━━ DATA SHOWN ━━

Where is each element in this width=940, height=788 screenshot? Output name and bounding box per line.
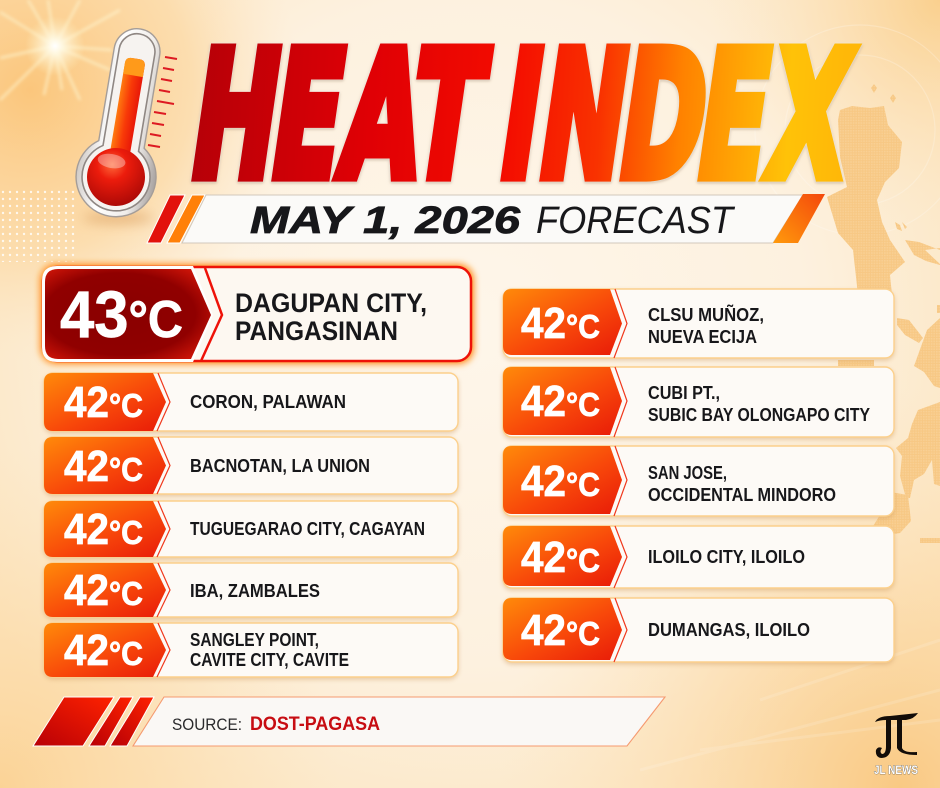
panel: right column rows bbox=[503, 289, 894, 662]
map of the Philippines bbox=[827, 84, 940, 543]
logo: JL News: JL NEWS bbox=[874, 763, 918, 777]
row: Cubi Pt. bbox=[503, 367, 894, 437]
row: Iba: IBA, ZAMBALES bbox=[190, 581, 320, 601]
panel: left column rows bbox=[44, 373, 458, 677]
logo: JL News bbox=[874, 713, 918, 777]
row: Iloilo City bbox=[503, 526, 894, 588]
row: Dumangas: DUMANGAS, ILOILO bbox=[648, 620, 810, 640]
source text bbox=[172, 714, 380, 735]
row: Dumangas bbox=[503, 598, 894, 662]
row: Cubi Pt.: CUBI PT., bbox=[648, 383, 720, 403]
date text bbox=[250, 200, 736, 242]
row: Sangley Point: SANGLEY POINT, bbox=[190, 630, 319, 650]
location: PANGASINAN bbox=[235, 316, 398, 346]
row: Sangley Point: CAVITE CITY, CAVITE bbox=[190, 650, 349, 670]
date text: MAY 1, 2026 bbox=[250, 200, 521, 242]
row: CLSU Muñoz: NUEVA ECIJA bbox=[648, 327, 757, 347]
row: Tuguegarao: 42°C bbox=[64, 505, 143, 554]
row: Tuguegarao: TUGUEGARAO CITY, CAGAYAN bbox=[190, 519, 425, 539]
row: San Jose: 42°C bbox=[521, 457, 600, 506]
row: Iba bbox=[44, 563, 458, 617]
date banner bbox=[147, 194, 825, 243]
row: Coron: 42°C bbox=[64, 378, 143, 427]
row: Tuguegarao bbox=[44, 501, 458, 557]
row: San Jose bbox=[503, 446, 894, 516]
row: Cubi Pt.: SUBIC BAY OLONGAPO CITY bbox=[648, 405, 870, 425]
row: CLSU Muñoz: 42°C bbox=[521, 299, 600, 348]
row: Iba: 42°C bbox=[64, 566, 143, 615]
row: Bacnotan: 42°C bbox=[64, 442, 143, 491]
row: Cubi Pt.: 42°C bbox=[521, 377, 600, 426]
thermometer bbox=[70, 22, 180, 224]
row: Bacnotan bbox=[44, 437, 458, 494]
row: Iloilo City: 42°C bbox=[521, 533, 600, 582]
date text: FORECAST bbox=[536, 200, 736, 242]
source banner bbox=[33, 697, 665, 746]
location: DAGUPAN CITY, bbox=[235, 288, 427, 318]
temperature: 43°C bbox=[60, 277, 183, 351]
row: Coron bbox=[44, 373, 458, 431]
row: Sangley Point bbox=[44, 623, 458, 677]
source text: DOST-PAGASA bbox=[250, 714, 380, 735]
row: Iloilo City: ILOILO CITY, ILOILO bbox=[648, 547, 805, 567]
row: CLSU Muñoz: CLSU MUÑOZ, bbox=[648, 304, 764, 325]
row: CLSU Muñoz bbox=[503, 289, 894, 358]
row: Dumangas: 42°C bbox=[521, 606, 600, 655]
row: Sangley Point: 42°C bbox=[64, 626, 143, 675]
row: San Jose: SAN JOSE, bbox=[648, 463, 727, 483]
row: Coron: CORON, PALAWAN bbox=[190, 392, 346, 412]
location bbox=[235, 288, 427, 346]
source text: SOURCE: bbox=[172, 715, 242, 734]
row: San Jose: OCCIDENTAL MINDORO bbox=[648, 485, 836, 505]
thermometer tick marks bbox=[148, 57, 177, 147]
title: HEAT INDEX bbox=[180, 14, 863, 217]
icon: sun bbox=[0, 0, 120, 100]
row: Bacnotan: BACNOTAN, LA UNION bbox=[190, 456, 370, 476]
panel: top reading 43°C bbox=[40, 264, 474, 364]
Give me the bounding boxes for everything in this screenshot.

━━━

■ YOUR GOAL: Return every line of the entries above word for word, but leave out the pictures.

■ TASK ANSWER:
Where is each element in this width=940, height=788 screenshot? Output name and bounding box per line.
panel: right column rows bbox=[503, 289, 894, 662]
map of the Philippines bbox=[827, 84, 940, 543]
logo: JL News: JL NEWS bbox=[874, 763, 918, 777]
row: Cubi Pt. bbox=[503, 367, 894, 437]
row: Iba: IBA, ZAMBALES bbox=[190, 581, 320, 601]
panel: left column rows bbox=[44, 373, 458, 677]
logo: JL News bbox=[874, 713, 918, 777]
row: Iloilo City bbox=[503, 526, 894, 588]
row: Dumangas: DUMANGAS, ILOILO bbox=[648, 620, 810, 640]
source text bbox=[172, 714, 380, 735]
row: Dumangas bbox=[503, 598, 894, 662]
row: Cubi Pt.: CUBI PT., bbox=[648, 383, 720, 403]
date text bbox=[250, 200, 736, 242]
row: Sangley Point: SANGLEY POINT, bbox=[190, 630, 319, 650]
location: PANGASINAN bbox=[235, 316, 398, 346]
row: Sangley Point: CAVITE CITY, CAVITE bbox=[190, 650, 349, 670]
date text: MAY 1, 2026 bbox=[250, 200, 521, 242]
row: CLSU Muñoz: NUEVA ECIJA bbox=[648, 327, 757, 347]
row: Tuguegarao: 42°C bbox=[64, 505, 143, 554]
row: Tuguegarao: TUGUEGARAO CITY, CAGAYAN bbox=[190, 519, 425, 539]
row: San Jose: 42°C bbox=[521, 457, 600, 506]
row: Iba bbox=[44, 563, 458, 617]
date banner bbox=[147, 194, 825, 243]
row: Coron: 42°C bbox=[64, 378, 143, 427]
row: Tuguegarao bbox=[44, 501, 458, 557]
row: San Jose bbox=[503, 446, 894, 516]
row: Cubi Pt.: SUBIC BAY OLONGAPO CITY bbox=[648, 405, 870, 425]
row: CLSU Muñoz: 42°C bbox=[521, 299, 600, 348]
row: Iba: 42°C bbox=[64, 566, 143, 615]
row: Bacnotan: 42°C bbox=[64, 442, 143, 491]
row: Cubi Pt.: 42°C bbox=[521, 377, 600, 426]
thermometer bbox=[70, 22, 180, 224]
row: Bacnotan bbox=[44, 437, 458, 494]
row: Iloilo City: 42°C bbox=[521, 533, 600, 582]
date text: FORECAST bbox=[536, 200, 736, 242]
source banner bbox=[33, 697, 665, 746]
location: DAGUPAN CITY, bbox=[235, 288, 427, 318]
temperature: 43°C bbox=[60, 277, 183, 351]
row: Coron bbox=[44, 373, 458, 431]
row: Sangley Point bbox=[44, 623, 458, 677]
source text: DOST-PAGASA bbox=[250, 714, 380, 735]
row: Iloilo City: ILOILO CITY, ILOILO bbox=[648, 547, 805, 567]
row: CLSU Muñoz: CLSU MUÑOZ, bbox=[648, 304, 764, 325]
row: CLSU Muñoz bbox=[503, 289, 894, 358]
row: Dumangas: 42°C bbox=[521, 606, 600, 655]
row: Sangley Point: 42°C bbox=[64, 626, 143, 675]
row: San Jose: SAN JOSE, bbox=[648, 463, 727, 483]
row: Coron: CORON, PALAWAN bbox=[190, 392, 346, 412]
location bbox=[235, 288, 427, 346]
source text: SOURCE: bbox=[172, 715, 242, 734]
row: San Jose: OCCIDENTAL MINDORO bbox=[648, 485, 836, 505]
thermometer tick marks bbox=[148, 57, 177, 147]
title: HEAT INDEX bbox=[180, 14, 863, 217]
icon: sun bbox=[0, 0, 120, 100]
row: Bacnotan: BACNOTAN, LA UNION bbox=[190, 456, 370, 476]
panel: top reading 43°C bbox=[40, 264, 474, 364]
Give me the bounding boxes for everything in this screenshot.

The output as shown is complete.